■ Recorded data
::::

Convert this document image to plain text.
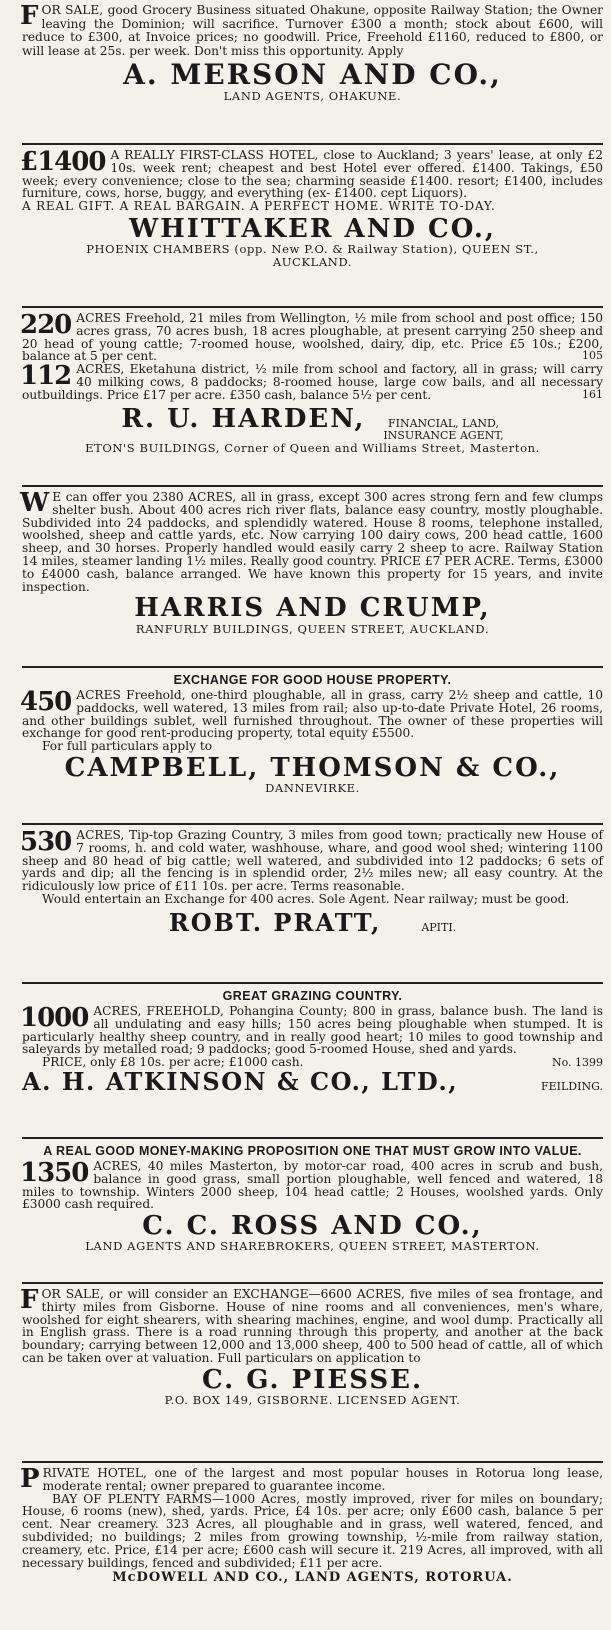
FOR SALE, good Grocery Business situated Ohakune, opposite Railway Station; the Owner leaving the Dominion; will sacrifice. Turnover £300 a month; stock about £600, will reduce to £300, at Invoice prices; no goodwill. Price, Freehold £1160, reduced to £800, or will lease at 25s. per week. Don't miss this opportunity. Apply

A. MERSON AND CO.,

LAND AGENTS, OHAKUNE.

£1400 A REALLY FIRST-CLASS HOTEL, close to Auckland; 3 years' lease, at only £2 10s. week rent; cheapest and best Hotel ever offered. £1400. Takings, £50 week; every convenience; close to the sea; charming seaside £1400. resort; £1400, includes furniture, cows, horse, buggy, and everything (ex- £1400. cept Liquors).

A REAL GIFT. A REAL BARGAIN. A PERFECT HOME. WRITE TO-DAY.

WHITTAKER AND CO.,

PHOENIX CHAMBERS (opp. New P.O. & Railway Station), QUEEN ST.,

AUCKLAND.

220 ACRES Freehold, 21 miles from Wellington, ½ mile from school and post office; 150 acres grass, 70 acres bush, 18 acres ploughable, at present carrying 250 sheep and 20 head of young cattle; 7-roomed house, woolshed, dairy, dip, etc. Price £5 10s.; £200, balance at 5 per cent.	105

112 ACRES, Eketahuna district, ½ mile from school and factory, all in grass; will carry 40 milking cows, 8 paddocks; 8-roomed house, large cow bails, and all necessary outbuildings. Price £17 per acre. £350 cash, balance 5½ per cent.	161

R. U. HARDEN,	FINANCIAL, LAND,
INSURANCE AGENT,

ETON'S BUILDINGS, Corner of Queen and Williams Street, Masterton.

W E can offer you 2380 ACRES, all in grass, except 300 acres strong fern and few clumps shelter bush. About 400 acres rich river flats, balance easy country, mostly ploughable. Subdivided into 24 paddocks, and splendidly watered. House 8 rooms, telephone installed, woolshed, sheep and cattle yards, etc. Now carrying 100 dairy cows, 200 head cattle, 1600 sheep, and 30 horses. Properly handled would easily carry 2 sheep to acre. Railway Station 14 miles, steamer landing 1½ miles. Really good country. PRICE £7 PER ACRE. Terms, £3000 to £4000 cash, balance arranged. We have known this property for 15 years, and invite inspection.

HARRIS AND CRUMP,

RANFURLY BUILDINGS, QUEEN STREET, AUCKLAND.

EXCHANGE FOR GOOD HOUSE PROPERTY.

450 ACRES Freehold, one-third ploughable, all in grass, carry 2½ sheep and cattle, 10 paddocks, well watered, 13 miles from rail; also up-to-date Private Hotel, 26 rooms, and other buildings sublet, well furnished throughout. The owner of these properties will exchange for good rent-producing property, total equity £5500.

For full particulars apply to

CAMPBELL, THOMSON & CO.,

DANNEVIRKE.

530 ACRES, Tip-top Grazing Country, 3 miles from good town; practically new House of 7 rooms, h. and cold water, washhouse, whare, and good wool shed; wintering 1100 sheep and 80 head of big cattle; well watered, and subdivided into 12 paddocks; 6 sets of yards and dip; all the fencing is in splendid order, 2½ miles new; all easy country. At the ridiculously low price of £11 10s. per acre. Terms reasonable.

Would entertain an Exchange for 400 acres. Sole Agent. Near railway; must be good.

ROBT. PRATT,	APITI.
GREAT GRAZING COUNTRY.

1000 ACRES, FREEHOLD, Pohangina County; 800 in grass, balance bush. The land is all undulating and easy hills; 150 acres being ploughable when stumped. It is particularly healthy sheep country, and in really good heart; 10 miles to good township and saleyards by metalled road; 9 paddocks; good 5-roomed House, shed and yards.

PRICE, only £8 10s. per acre; £1000 cash.	No. 1399

A. H. ATKINSON & CO., LTD.,	FEILDING.
A REAL GOOD MONEY-MAKING PROPOSITION ONE THAT MUST GROW INTO VALUE.

1350 ACRES, 40 miles Masterton, by motor-car road, 400 acres in scrub and bush, balance in good grass, small portion ploughable, well fenced and watered, 18 miles to township. Winters 2000 sheep, 104 head cattle; 2 Houses, woolshed yards. Only £3000 cash required.

C. C. ROSS AND CO.,

LAND AGENTS AND SHAREBROKERS, QUEEN STREET, MASTERTON.

FOR SALE, or will consider an EXCHANGE—6600 ACRES, five miles of sea frontage, and thirty miles from Gisborne. House of nine rooms and all conveniences, men's whare, woolshed for eight shearers, with shearing machines, engine, and wool dump. Practically all in English grass. There is a road running through this property, and another at the back boundary; carrying between 12,000 and 13,000 sheep, 400 to 500 head of cattle, all of which can be taken over at valuation. Full particulars on application to

C. G. PIESSE.

P.O. BOX 149, GISBORNE. LICENSED AGENT.

PRIVATE HOTEL, one of the largest and most popular houses in Rotorua long lease, moderate rental; owner prepared to guarantee income.

BAY OF PLENTY FARMS—1000 Acres, mostly improved, river for miles on boundary; House, 6 rooms (new), shed, yards. Price, £4 10s. per acre; only £600 cash, balance 5 per cent. Near creamery. 323 Acres, all ploughable and in grass, well watered, fenced, and subdivided; no buildings; 2 miles from growing township, ½-mile from railway station, creamery, etc. Price, £14 per acre; £600 cash will secure it. 219 Acres, all improved, with all necessary buildings, fenced and subdivided; £11 per acre.

McDOWELL AND CO., LAND AGENTS, ROTORUA.
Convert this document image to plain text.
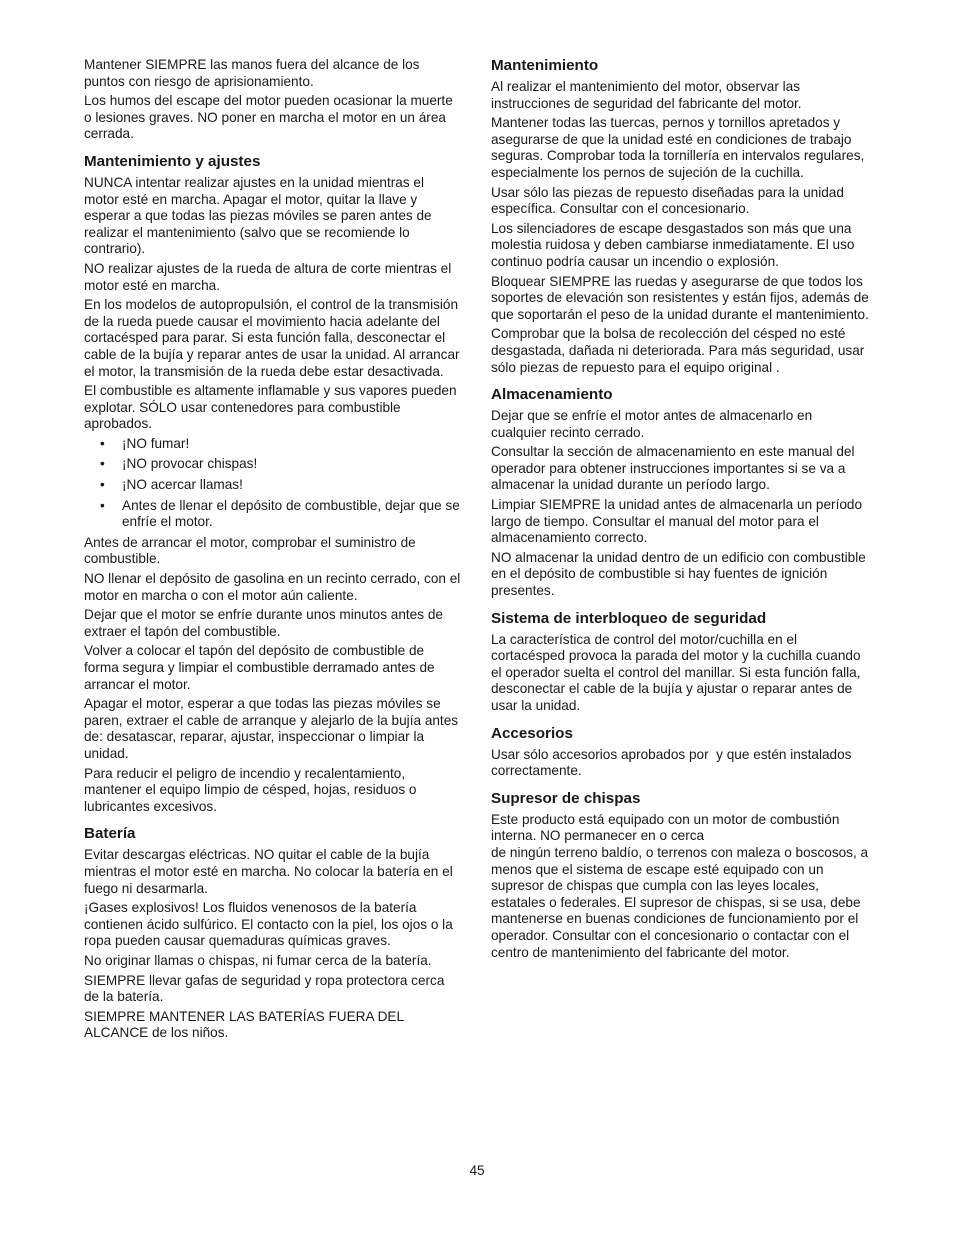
Mantener SIEMPRE las manos fuera del alcance de los puntos con riesgo de aprisionamiento.

Los humos del escape del motor pueden ocasionar la muerte o lesiones graves. NO poner en marcha el motor en un área cerrada.

Mantenimiento y ajustes

NUNCA intentar realizar ajustes en la unidad mientras el motor esté en marcha. Apagar el motor, quitar la llave y esperar a que todas las piezas móviles se paren antes de realizar el mantenimiento (salvo que se recomiende lo contrario).

NO realizar ajustes de la rueda de altura de corte mientras el motor esté en marcha.

En los modelos de autopropulsión, el control de la transmisión de la rueda puede causar el movimiento hacia adelante del cortacésped para parar. Si esta función falla, desconectar el cable de la bujía y reparar antes de usar la unidad. Al arrancar el motor, la transmisión de la rueda debe estar desactivada.

El combustible es altamente inflamable y sus vapores pueden explotar. SÓLO usar contenedores para combustible aprobados.

• ¡NO fumar!
• ¡NO provocar chispas!
• ¡NO acercar llamas!
• Antes de llenar el depósito de combustible, dejar que se enfríe el motor.

Antes de arrancar el motor, comprobar el suministro de combustible.

NO llenar el depósito de gasolina en un recinto cerrado, con el motor en marcha o con el motor aún caliente.

Dejar que el motor se enfríe durante unos minutos antes de extraer el tapón del combustible.

Volver a colocar el tapón del depósito de combustible de forma segura y limpiar el combustible derramado antes de arrancar el motor.

Apagar el motor, esperar a que todas las piezas móviles se paren, extraer el cable de arranque y alejarlo de la bujía antes de: desatascar, reparar, ajustar, inspeccionar o limpiar la unidad.

Para reducir el peligro de incendio y recalentamiento, mantener el equipo limpio de césped, hojas, residuos o lubricantes excesivos.

Batería

Evitar descargas eléctricas. NO quitar el cable de la bujía mientras el motor esté en marcha. No colocar la batería en el fuego ni desarmarla.

¡Gases explosivos! Los fluidos venenosos de la batería contienen ácido sulfúrico. El contacto con la piel, los ojos o la ropa pueden causar quemaduras químicas graves.

No originar llamas o chispas, ni fumar cerca de la batería.

SIEMPRE llevar gafas de seguridad y ropa protectora cerca de la batería.

SIEMPRE MANTENER LAS BATERÍAS FUERA DEL ALCANCE de los niños.

Mantenimiento

Al realizar el mantenimiento del motor, observar las instrucciones de seguridad del fabricante del motor.

Mantener todas las tuercas, pernos y tornillos apretados y asegurarse de que la unidad esté en condiciones de trabajo seguras. Comprobar toda la tornillería en intervalos regulares, especialmente los pernos de sujeción de la cuchilla.

Usar sólo las piezas de repuesto diseñadas para la unidad específica. Consultar con el concesionario.

Los silenciadores de escape desgastados son más que una molestia ruidosa y deben cambiarse inmediatamente. El uso continuo podría causar un incendio o explosión.

Bloquear SIEMPRE las ruedas y asegurarse de que todos los soportes de elevación son resistentes y están fijos, además de que soportarán el peso de la unidad durante el mantenimiento.

Comprobar que la bolsa de recolección del césped no esté desgastada, dañada ni deteriorada. Para más seguridad, usar sólo piezas de repuesto para el equipo original .

Almacenamiento

Dejar que se enfríe el motor antes de almacenarlo en cualquier recinto cerrado.

Consultar la sección de almacenamiento en este manual del operador para obtener instrucciones importantes si se va a almacenar la unidad durante un período largo.

Limpiar SIEMPRE la unidad antes de almacenarla un período largo de tiempo. Consultar el manual del motor para el almacenamiento correcto.

NO almacenar la unidad dentro de un edificio con combustible en el depósito de combustible si hay fuentes de ignición presentes.

Sistema de interbloqueo de seguridad

La característica de control del motor/cuchilla en el cortacésped provoca la parada del motor y la cuchilla cuando el operador suelta el control del manillar. Si esta función falla, desconectar el cable de la bujía y ajustar o reparar antes de usar la unidad.

Accesorios

Usar sólo accesorios aprobados por  y que estén instalados correctamente.

Supresor de chispas

Este producto está equipado con un motor de combustión interna. NO permanecer en o cerca
de ningún terreno baldío, o terrenos con maleza o boscosos, a menos que el sistema de escape esté equipado con un supresor de chispas que cumpla con las leyes locales, estatales o federales. El supresor de chispas, si se usa, debe mantenerse en buenas condiciones de funcionamiento por el operador. Consultar con el concesionario o contactar con el centro de mantenimiento del fabricante del motor.

45
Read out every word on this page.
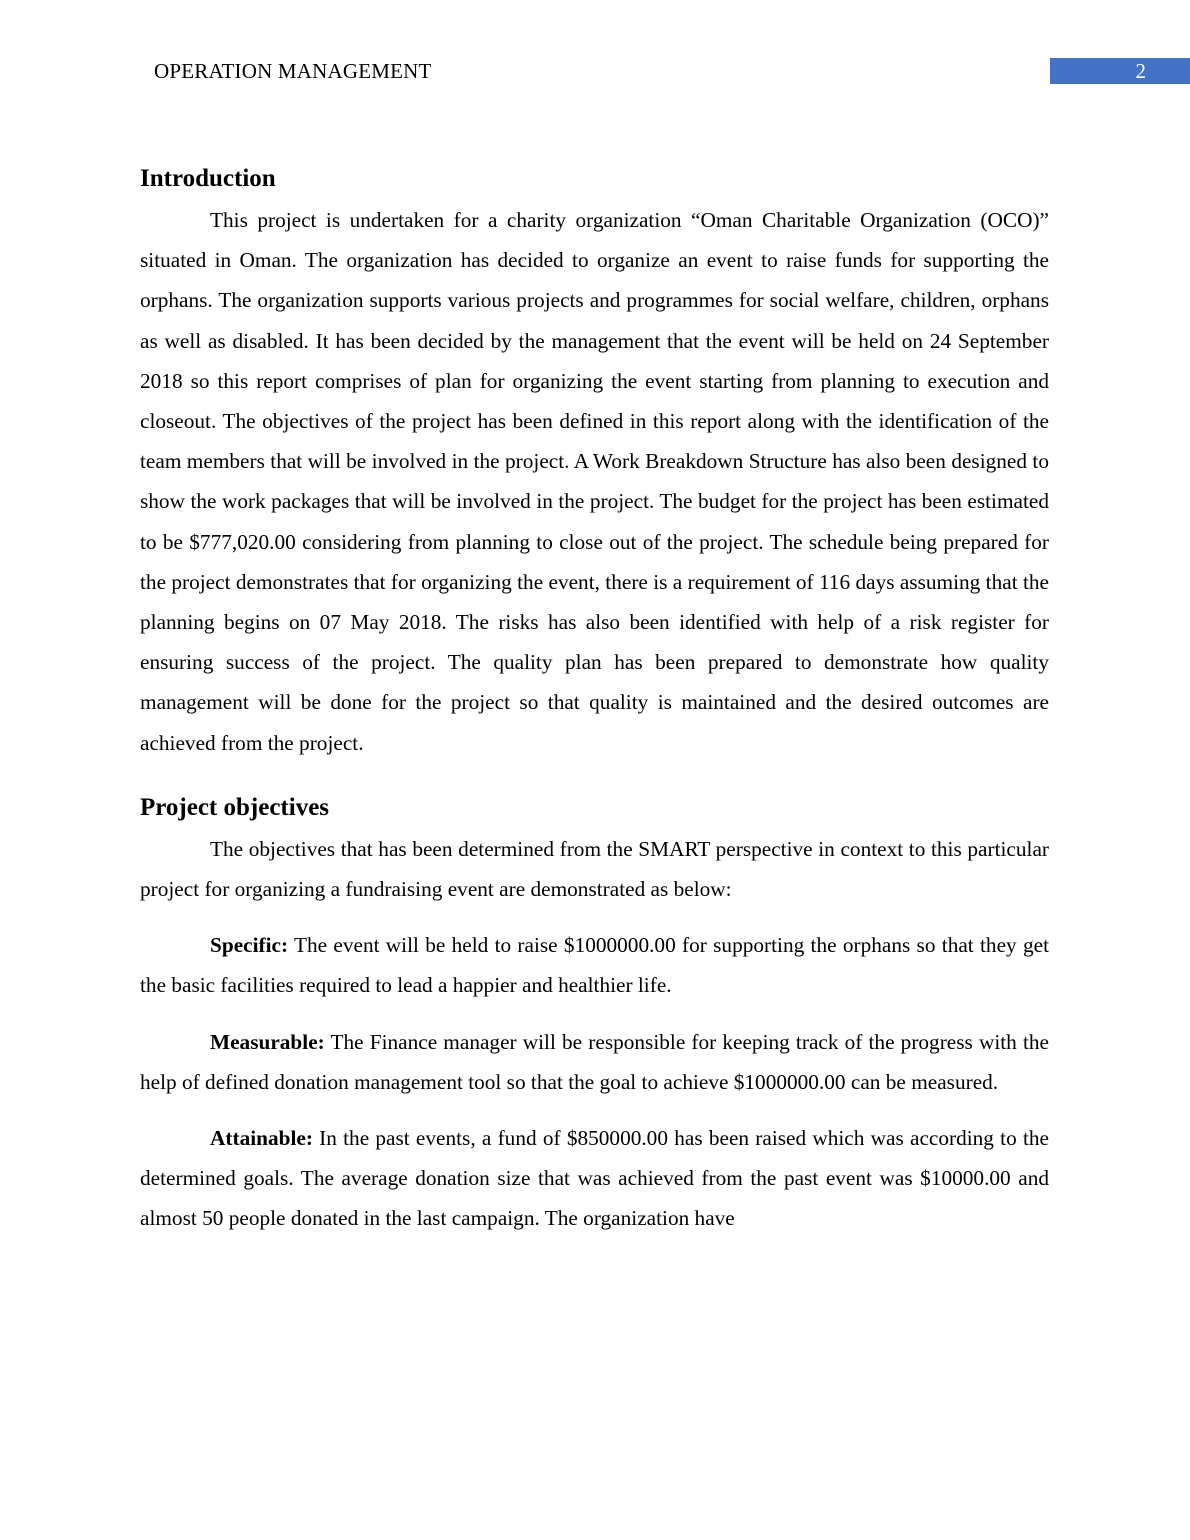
OPERATION MANAGEMENT	2
Introduction

This project is undertaken for a charity organization “Oman Charitable Organization (OCO)” situated in Oman. The organization has decided to organize an event to raise funds for supporting the orphans. The organization supports various projects and programmes for social welfare, children, orphans as well as disabled. It has been decided by the management that the event will be held on 24 September 2018 so this report comprises of plan for organizing the event starting from planning to execution and closeout. The objectives of the project has been defined in this report along with the identification of the team members that will be involved in the project. A Work Breakdown Structure has also been designed to show the work packages that will be involved in the project. The budget for the project has been estimated to be $777,020.00 considering from planning to close out of the project. The schedule being prepared for the project demonstrates that for organizing the event, there is a requirement of 116 days assuming that the planning begins on 07 May 2018. The risks has also been identified with help of a risk register for ensuring success of the project. The quality plan has been prepared to demonstrate how quality management will be done for the project so that quality is maintained and the desired outcomes are achieved from the project.

Project objectives

The objectives that has been determined from the SMART perspective in context to this particular project for organizing a fundraising event are demonstrated as below:

Specific: The event will be held to raise $1000000.00 for supporting the orphans so that they get the basic facilities required to lead a happier and healthier life.

Measurable: The Finance manager will be responsible for keeping track of the progress with the help of defined donation management tool so that the goal to achieve $1000000.00 can be measured.

Attainable: In the past events, a fund of $850000.00 has been raised which was according to the determined goals. The average donation size that was achieved from the past event was $10000.00 and almost 50 people donated in the last campaign. The organization have
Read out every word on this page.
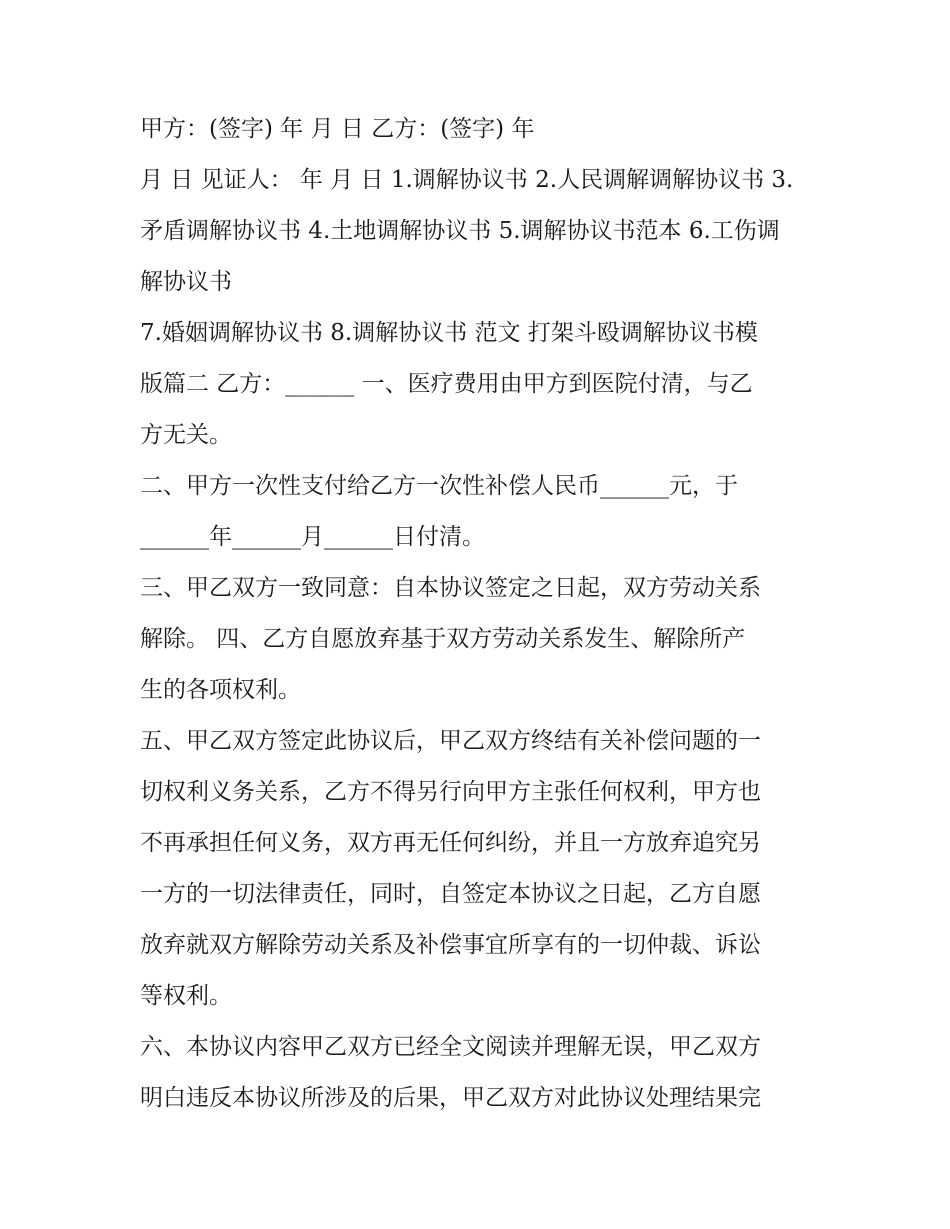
甲方：(签字) 年 月 日 乙方：(签字) 年
月 日 见证人： 年 月 日 1.调解协议书 2.人民调解调解协议书 3.
矛盾调解协议书 4.土地调解协议书 5.调解协议书范本 6.工伤调
解协议书
7.婚姻调解协议书 8.调解协议书 范文 打架斗殴调解协议书模
版篇二 乙方：______ 一、医疗费用由甲方到医院付清，与乙
方无关。
二、甲方一次性支付给乙方一次性补偿人民币______元，于
______年______月______日付清。
三、甲乙双方一致同意：自本协议签定之日起，双方劳动关系
解除。 四、乙方自愿放弃基于双方劳动关系发生、解除所产
生的各项权利。
五、甲乙双方签定此协议后，甲乙双方终结有关补偿问题的一
切权利义务关系，乙方不得另行向甲方主张任何权利，甲方也
不再承担任何义务，双方再无任何纠纷，并且一方放弃追究另
一方的一切法律责任，同时，自签定本协议之日起，乙方自愿
放弃就双方解除劳动关系及补偿事宜所享有的一切仲裁、诉讼
等权利。
六、本协议内容甲乙双方已经全文阅读并理解无误，甲乙双方
明白违反本协议所涉及的后果，甲乙双方对此协议处理结果完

::::

■ What you are asked to do
For each line of the entries that includes "bujía", show that line.

■ Solution below
En los modelos de autopropulsión, el control de la transmisión de la rueda puede causar el movimiento hacia adelante del cortacésped para parar. Si esta función falla, desconectar el cable de la bujía y reparar antes de usar la unidad. Al arrancar el motor, la transmisión de la rueda debe estar desactivada.
Apagar el motor, esperar a que todas las piezas móviles se paren, extraer el cable de arranque y alejarlo de la bujía antes de: desatascar, reparar, ajustar, inspeccionar o limpiar la unidad.
Evitar descargas eléctricas. NO quitar el cable de la bujía mientras el motor esté en marcha. No colocar la batería en el fuego ni desarmarla.
La característica de control del motor/cuchilla en el cortacésped provoca la parada del motor y la cuchilla cuando el operador suelta el control del manillar. Si esta función falla, desconectar el cable de la bujía y ajustar o reparar antes de usar la unidad.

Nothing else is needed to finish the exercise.